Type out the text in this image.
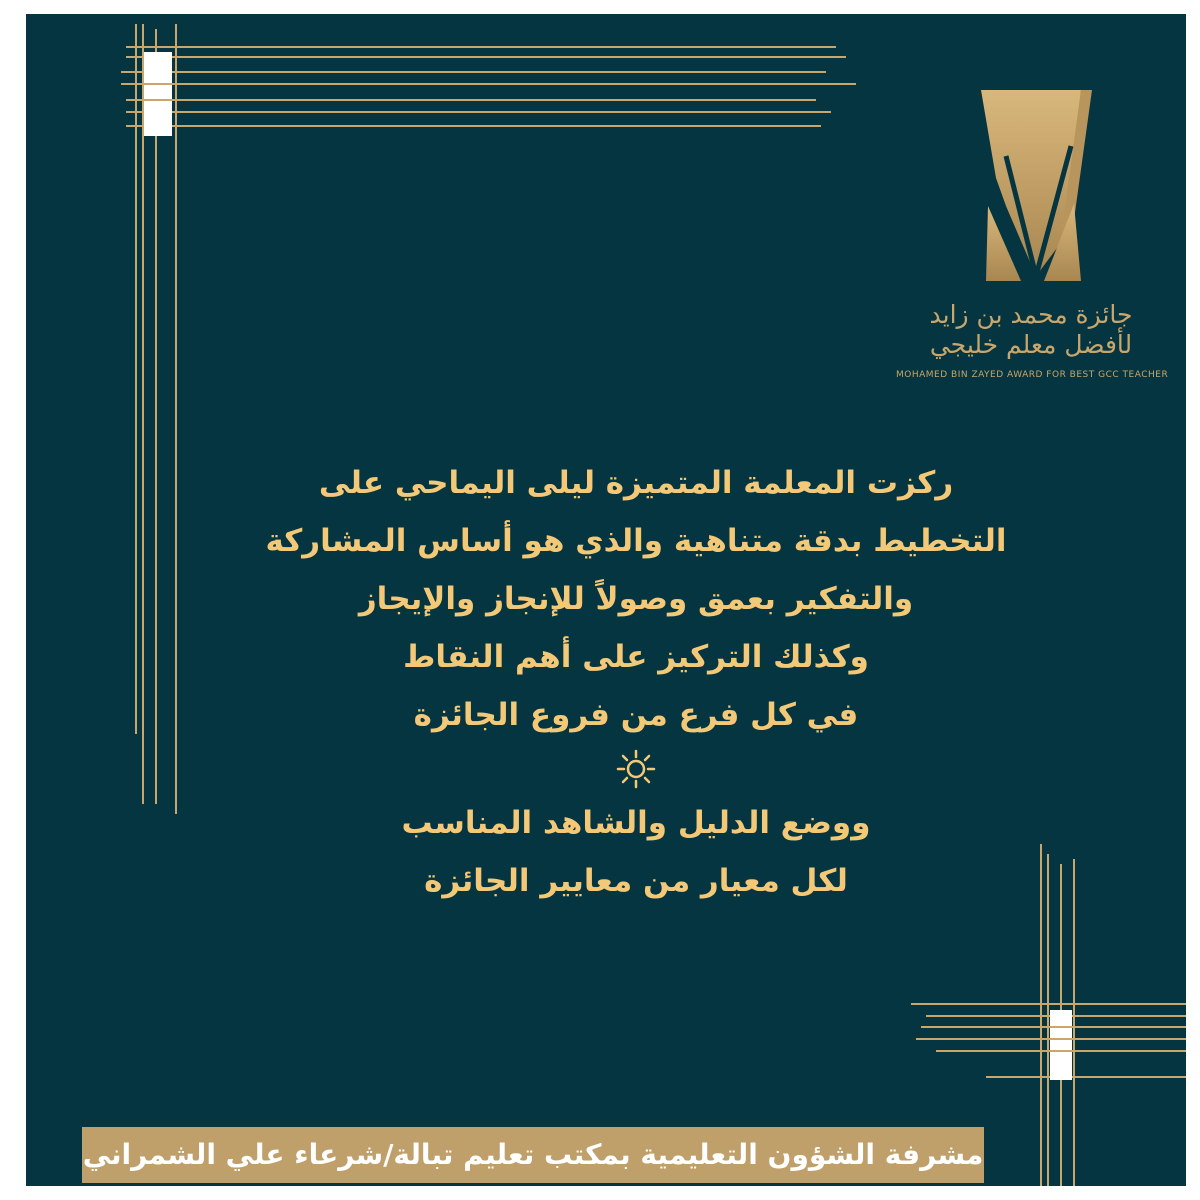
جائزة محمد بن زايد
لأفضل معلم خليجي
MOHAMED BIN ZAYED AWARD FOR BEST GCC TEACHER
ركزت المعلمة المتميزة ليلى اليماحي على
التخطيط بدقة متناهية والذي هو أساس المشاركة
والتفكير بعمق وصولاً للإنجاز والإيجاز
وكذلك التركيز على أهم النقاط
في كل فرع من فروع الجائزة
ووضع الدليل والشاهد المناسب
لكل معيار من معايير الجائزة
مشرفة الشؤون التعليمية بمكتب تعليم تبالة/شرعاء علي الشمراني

To be done:
Restate the whole listing above exactly, except for its images.

Complete answer:
Type out the text in this image.
جائزة محمد بن زايد
لأفضل معلم خليجي
MOHAMED BIN ZAYED AWARD FOR BEST GCC TEACHER
ركزت المعلمة المتميزة ليلى اليماحي على
التخطيط بدقة متناهية والذي هو أساس المشاركة
والتفكير بعمق وصولاً للإنجاز والإيجاز
وكذلك التركيز على أهم النقاط
في كل فرع من فروع الجائزة
ووضع الدليل والشاهد المناسب
لكل معيار من معايير الجائزة
مشرفة الشؤون التعليمية بمكتب تعليم تبالة/شرعاء علي الشمراني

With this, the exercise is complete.